▶ [Work instructions]: Locate the string "τομέα" in the records below. Copy every line where it occurs.

## START Excerpted data

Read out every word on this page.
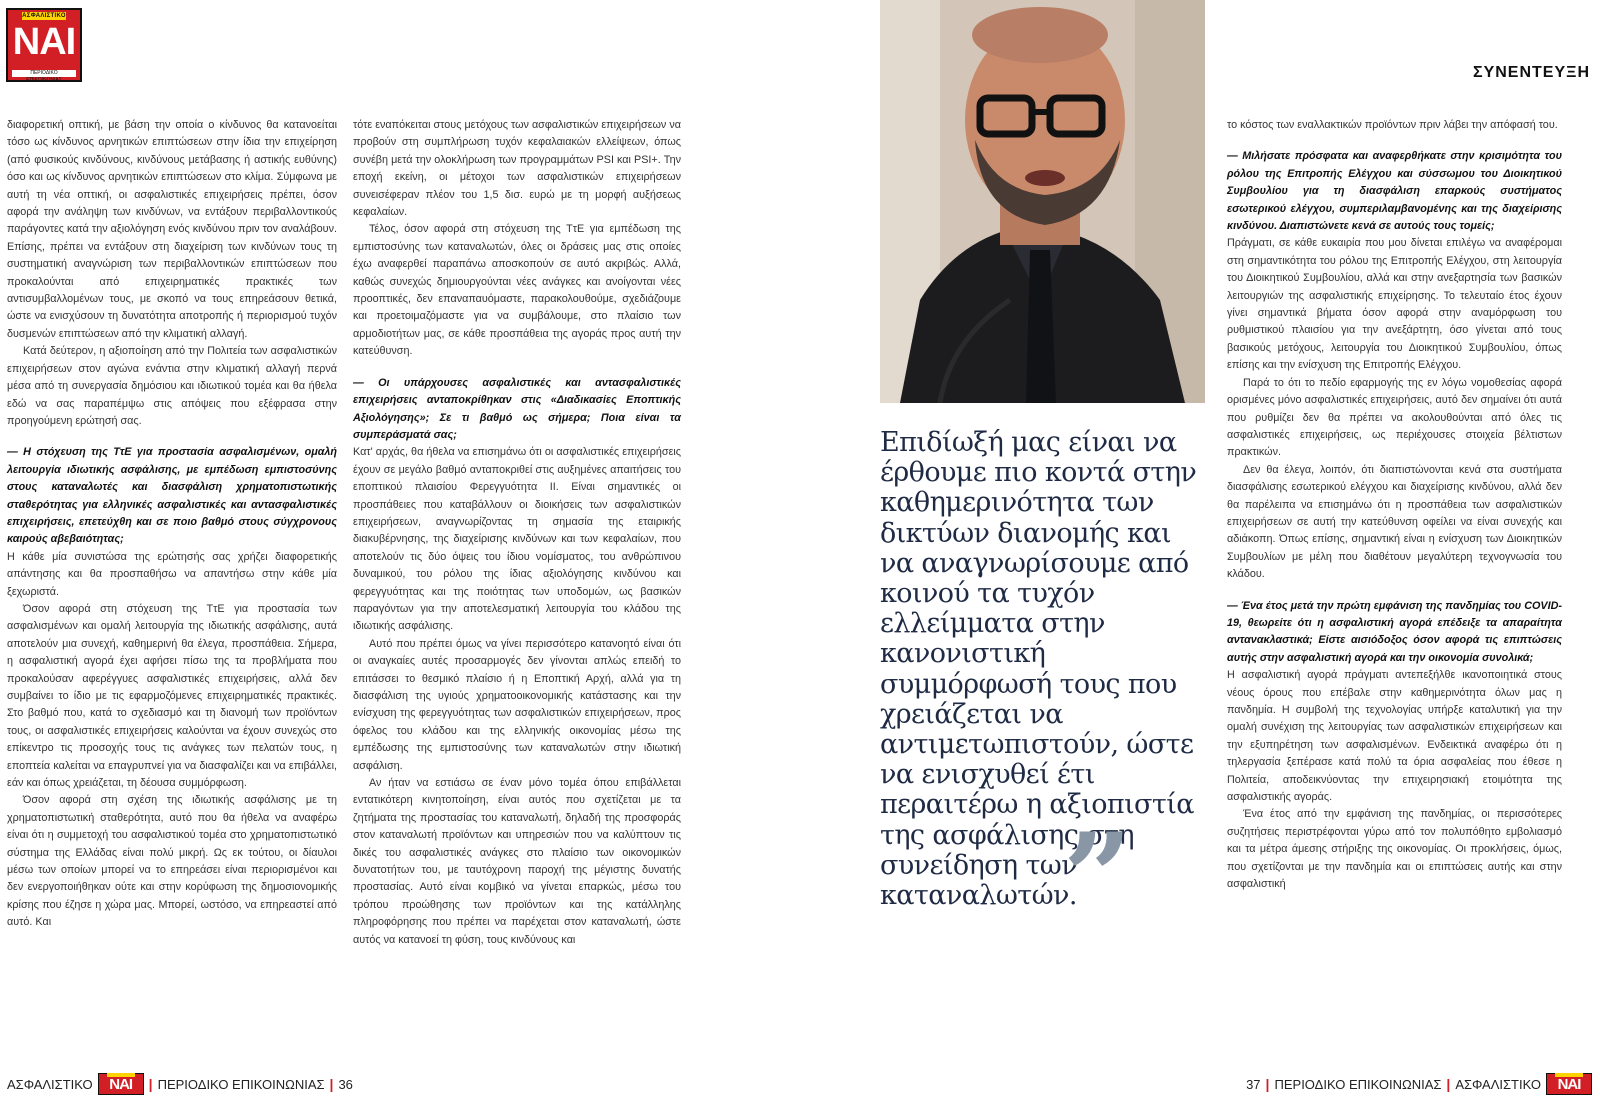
ΑΣΦΑΛΙΣΤΙΚΟ
ΝΑΙ
ΠΕΡΙΟΔΙΚΟ ΕΠΙΚΟΙΝΩΝΙΑΣ

διαφορετική οπτική, με βάση την οποία ο κίνδυνος θα κατανοείται τόσο ως κίνδυνος αρνητικών επιπτώσεων στην ίδια την επιχείρηση (από φυσικούς κινδύνους, κινδύνους μετάβασης ή αστικής ευθύνης) όσο και ως κίνδυνος αρνητικών επιπτώσεων στο κλίμα. Σύμφωνα με αυτή τη νέα οπτική, οι ασφαλιστικές επιχειρήσεις πρέπει, όσον αφορά την ανάληψη των κινδύνων, να εντάξουν περιβαλλοντικούς παράγοντες κατά την αξιολόγηση ενός κινδύνου πριν τον αναλάβουν. Επίσης, πρέπει να εντάξουν στη διαχείριση των κινδύνων τους τη συστηματική αναγνώριση των περιβαλλοντικών επιπτώσεων που προκαλούνται από επιχειρηματικές πρακτικές των αντισυμβαλλομένων τους, με σκοπό να τους επηρεάσουν θετικά, ώστε να ενισχύσουν τη δυνατότητα αποτροπής ή περιορισμού τυχόν δυσμενών επιπτώσεων από την κλιματική αλλαγή.

Κατά δεύτερον, η αξιοποίηση από την Πολιτεία των ασφαλιστικών επιχειρήσεων στον αγώνα ενάντια στην κλιματική αλλαγή περνά μέσα από τη συνεργασία δημόσιου και ιδιωτικού τομέα και θα ήθελα εδώ να σας παραπέμψω στις απόψεις που εξέφρασα στην προηγούμενη ερώτησή σας.

— Η στόχευση της ΤτΕ για προστασία ασφαλισμένων, ομαλή λειτουργία ιδιωτικής ασφάλισης, με εμπέδωση εμπιστοσύνης στους καταναλωτές και διασφάλιση χρηματοπιστωτικής σταθερότητας για ελληνικές ασφαλιστικές και αντασφαλιστικές επιχειρήσεις, επετεύχθη και σε ποιο βαθμό στους σύγχρονους καιρούς αβεβαιότητας;

Η κάθε μία συνιστώσα της ερώτησής σας χρήζει διαφορετικής απάντησης και θα προσπαθήσω να απαντήσω στην κάθε μία ξεχωριστά.

Όσον αφορά στη στόχευση της ΤτΕ για προστασία των ασφαλισμένων και ομαλή λειτουργία της ιδιωτικής ασφάλισης, αυτά αποτελούν μια συνεχή, καθημερινή θα έλεγα, προσπάθεια. Σήμερα, η ασφαλιστική αγορά έχει αφήσει πίσω της τα προβλήματα που προκαλούσαν αφερέγγυες ασφαλιστικές επιχειρήσεις, αλλά δεν συμβαίνει το ίδιο με τις εφαρμοζόμενες επιχειρηματικές πρακτικές. Στο βαθμό που, κατά το σχεδιασμό και τη διανομή των προϊόντων τους, οι ασφαλιστικές επιχειρήσεις καλούνται να έχουν συνεχώς στο επίκεντρο τις προσοχής τους τις ανάγκες των πελατών τους, η εποπτεία καλείται να επαγρυπνεί για να διασφαλίζει και να επιβάλλει, εάν και όπως χρειάζεται, τη δέουσα συμμόρφωση.

Όσον αφορά στη σχέση της ιδιωτικής ασφάλισης με τη χρηματοπιστωτική σταθερότητα, αυτό που θα ήθελα να αναφέρω είναι ότι η συμμετοχή του ασφαλιστικού τομέα στο χρηματοπιστωτικό σύστημα της Ελλάδας είναι πολύ μικρή. Ως εκ τούτου, οι δίαυλοι μέσω των οποίων μπορεί να το επηρεάσει είναι περιορισμένοι και δεν ενεργοποιήθηκαν ούτε και στην κορύφωση της δημοσιονομικής κρίσης που έζησε η χώρα μας. Μπορεί, ωστόσο, να επηρεαστεί από αυτό. Και

τότε εναπόκειται στους μετόχους των ασφαλιστικών επιχειρήσεων να προβούν στη συμπλήρωση τυχόν κεφαλαιακών ελλείψεων, όπως συνέβη μετά την ολοκλήρωση των προγραμμάτων PSI και PSI+. Την εποχή εκείνη, οι μέτοχοι των ασφαλιστικών επιχειρήσεων συνεισέφεραν πλέον του 1,5 δισ. ευρώ με τη μορφή αυξήσεως κεφαλαίων.

Τέλος, όσον αφορά στη στόχευση της ΤτΕ για εμπέδωση της εμπιστοσύνης των καταναλωτών, όλες οι δράσεις μας στις οποίες έχω αναφερθεί παραπάνω αποσκοπούν σε αυτό ακριβώς. Αλλά, καθώς συνεχώς δημιουργούνται νέες ανάγκες και ανοίγονται νέες προοπτικές, δεν επαναπαυόμαστε, παρακολουθούμε, σχεδιάζουμε και προετοιμαζόμαστε για να συμβάλουμε, στο πλαίσιο των αρμοδιοτήτων μας, σε κάθε προσπάθεια της αγοράς προς αυτή την κατεύθυνση.

— Οι υπάρχουσες ασφαλιστικές και αντασφαλιστικές επιχειρήσεις ανταποκρίθηκαν στις «Διαδικασίες Εποπτικής Αξιολόγησης»; Σε τι βαθμό ως σήμερα; Ποια είναι τα συμπεράσματά σας;

Κατ' αρχάς, θα ήθελα να επισημάνω ότι οι ασφαλιστικές επιχειρήσεις έχουν σε μεγάλο βαθμό ανταποκριθεί στις αυξημένες απαιτήσεις του εποπτικού πλαισίου Φερεγγυότητα ΙΙ. Είναι σημαντικές οι προσπάθειες που καταβάλλουν οι διοικήσεις των ασφαλιστικών επιχειρήσεων, αναγνωρίζοντας τη σημασία της εταιρικής διακυβέρνησης, της διαχείρισης κινδύνων και των κεφαλαίων, που αποτελούν τις δύο όψεις του ίδιου νομίσματος, του ανθρώπινου δυναμικού, του ρόλου της ίδιας αξιολόγησης κινδύνου και φερεγγυότητας και της ποιότητας των υποδομών, ως βασικών παραγόντων για την αποτελεσματική λειτουργία του κλάδου της ιδιωτικής ασφάλισης.

Αυτό που πρέπει όμως να γίνει περισσότερο κατανοητό είναι ότι οι αναγκαίες αυτές προσαρμογές δεν γίνονται απλώς επειδή το επιτάσσει το θεσμικό πλαίσιο ή η Εποπτική Αρχή, αλλά για τη διασφάλιση της υγιούς χρηματοοικονομικής κατάστασης και την ενίσχυση της φερεγγυότητας των ασφαλιστικών επιχειρήσεων, προς όφελος του κλάδου και της ελληνικής οικονομίας μέσω της εμπέδωσης της εμπιστοσύνης των καταναλωτών στην ιδιωτική ασφάλιση.

Αν ήταν να εστιάσω σε έναν μόνο τομέα όπου επιβάλλεται εντατικότερη κινητοποίηση, είναι αυτός που σχετίζεται με τα ζητήματα της προστασίας του καταναλωτή, δηλαδή της προσφοράς στον καταναλωτή προϊόντων και υπηρεσιών που να καλύπτουν τις δικές του ασφαλιστικές ανάγκες στο πλαίσιο των οικονομικών δυνατοτήτων του, με ταυτόχρονη παροχή της μέγιστης δυνατής προστασίας. Αυτό είναι κομβικό να γίνεται επαρκώς, μέσω του τρόπου προώθησης των προϊόντων και της κατάλληλης πληροφόρησης που πρέπει να παρέχεται στον καταναλωτή, ώστε αυτός να κατανοεί τη φύση, τους κινδύνους και

ΑΣΦΑΛΙΣΤΙΚΟ	ΝΑΙ	| ΠΕΡΙΟΔΙΚΟ ΕΠΙΚΟΙΝΩΝΙΑΣ | 36
ΣΥΝΕΝΤΕΥΞΗ
Επιδίωξή μας είναι να έρθουμε πιο κοντά στην καθημερινότητα των δικτύων διανομής και να αναγνωρίσουμε από κοινού τα τυχόν ελλείμματα στην κανονιστική συμμόρφωσή τους που χρειάζεται να αντιμετωπιστούν, ώστε να ενισχυθεί έτι περαιτέρω η αξιοπιστία της ασφάλισης στη συνείδηση των καταναλωτών.
”

το κόστος των εναλλακτικών προϊόντων πριν λάβει την απόφασή του.

— Μιλήσατε πρόσφατα και αναφερθήκατε στην κρισιμότητα του ρόλου της Επιτροπής Ελέγχου και σύσσωμου του Διοικητικού Συμβουλίου για τη διασφάλιση επαρκούς συστήματος εσωτερικού ελέγχου, συμπεριλαμβανομένης και της διαχείρισης κινδύνου. Διαπιστώνετε κενά σε αυτούς τους τομείς;

Πράγματι, σε κάθε ευκαιρία που μου δίνεται επιλέγω να αναφέρομαι στη σημαντικότητα του ρόλου της Επιτροπής Ελέγχου, στη λειτουργία του Διοικητικού Συμβουλίου, αλλά και στην ανεξαρτησία των βασικών λειτουργιών της ασφαλιστικής επιχείρησης. Το τελευταίο έτος έχουν γίνει σημαντικά βήματα όσον αφορά στην αναμόρφωση του ρυθμιστικού πλαισίου για την ανεξάρτητη, όσο γίνεται από τους βασικούς μετόχους, λειτουργία του Διοικητικού Συμβουλίου, όπως επίσης και την ενίσχυση της Επιτροπής Ελέγχου.

Παρά το ότι το πεδίο εφαρμογής της εν λόγω νομοθεσίας αφορά ορισμένες μόνο ασφαλιστικές επιχειρήσεις, αυτό δεν σημαίνει ότι αυτά που ρυθμίζει δεν θα πρέπει να ακολουθούνται από όλες τις ασφαλιστικές επιχειρήσεις, ως περιέχουσες στοιχεία βέλτιστων πρακτικών.

Δεν θα έλεγα, λοιπόν, ότι διαπιστώνονται κενά στα συστήματα διασφάλισης εσωτερικού ελέγχου και διαχείρισης κινδύνου, αλλά δεν θα παρέλειπα να επισημάνω ότι η προσπάθεια των ασφαλιστικών επιχειρήσεων σε αυτή την κατεύθυνση οφείλει να είναι συνεχής και αδιάκοπη. Όπως επίσης, σημαντική είναι η ενίσχυση των Διοικητικών Συμβουλίων με μέλη που διαθέτουν μεγαλύτερη τεχνογνωσία του κλάδου.

— Ένα έτος μετά την πρώτη εμφάνιση της πανδημίας του COVID-19, θεωρείτε ότι η ασφαλιστική αγορά επέδειξε τα απαραίτητα αντανακλαστικά; Είστε αισιόδοξος όσον αφορά τις επιπτώσεις αυτής στην ασφαλιστική αγορά και την οικονομία συνολικά;

Η ασφαλιστική αγορά πράγματι αντεπεξήλθε ικανοποιητικά στους νέους όρους που επέβαλε στην καθημερινότητα όλων μας η πανδημία. Η συμβολή της τεχνολογίας υπήρξε καταλυτική για την ομαλή συνέχιση της λειτουργίας των ασφαλιστικών επιχειρήσεων και την εξυπηρέτηση των ασφαλισμένων. Ενδεικτικά αναφέρω ότι η τηλεργασία ξεπέρασε κατά πολύ τα όρια ασφαλείας που έθεσε η Πολιτεία, αποδεικνύοντας την επιχειρησιακή ετοιμότητα της ασφαλιστικής αγοράς.

Ένα έτος από την εμφάνιση της πανδημίας, οι περισσότερες συζητήσεις περιστρέφονται γύρω από τον πολυπόθητο εμβολιασμό και τα μέτρα άμεσης στήριξης της οικονομίας. Οι προκλήσεις, όμως, που σχετίζονται με την πανδημία και οι επιπτώσεις αυτής και στην ασφαλιστική

37 | ΠΕΡΙΟΔΙΚΟ ΕΠΙΚΟΙΝΩΝΙΑΣ | ΑΣΦΑΛΙΣΤΙΚΟ	ΝΑΙ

## END Excerpted data

▶ [Task response]:
Κατά δεύτερον, η αξιοποίηση από την Πολιτεία των ασφαλιστικών επιχειρήσεων στον αγώνα ενάντια στην κλιματική αλλαγή περνά μέσα από τη συνεργασία δημόσιου και ιδιωτικού τομέα και θα ήθελα εδώ να σας παραπέμψω στις απόψεις που εξέφρασα στην προηγούμενη ερώτησή σας.
Όσον αφορά στη σχέση της ιδιωτικής ασφάλισης με τη χρηματοπιστωτική σταθερότητα, αυτό που θα ήθελα να αναφέρω είναι ότι η συμμετοχή του ασφαλιστικού τομέα στο χρηματοπιστωτικό σύστημα της Ελλάδας είναι πολύ μικρή. Ως εκ τούτου, οι δίαυλοι μέσω των οποίων μπορεί να το επηρεάσει είναι περιορισμένοι και δεν ενεργοποιήθηκαν ούτε και στην κορύφωση της δημοσιονομικής κρίσης που έζησε η χώρα μας. Μπορεί, ωστόσο, να επηρεαστεί από αυτό. Και
Αν ήταν να εστιάσω σε έναν μόνο τομέα όπου επιβάλλεται εντατικότερη κινητοποίηση, είναι αυτός που σχετίζεται με τα ζητήματα της προστασίας του καταναλωτή, δηλαδή της προσφοράς στον καταναλωτή προϊόντων και υπηρεσιών που να καλύπτουν τις δικές του ασφαλιστικές ανάγκες στο πλαίσιο των οικονομικών δυνατοτήτων του, με ταυτόχρονη παροχή της μέγιστης δυνατής προστασίας. Αυτό είναι κομβικό να γίνεται επαρκώς, μέσω του τρόπου προώθησης των προϊόντων και της κατάλληλης πληροφόρησης που πρέπει να παρέχεται στον καταναλωτή, ώστε αυτός να κατανοεί τη φύση, τους κινδύνους και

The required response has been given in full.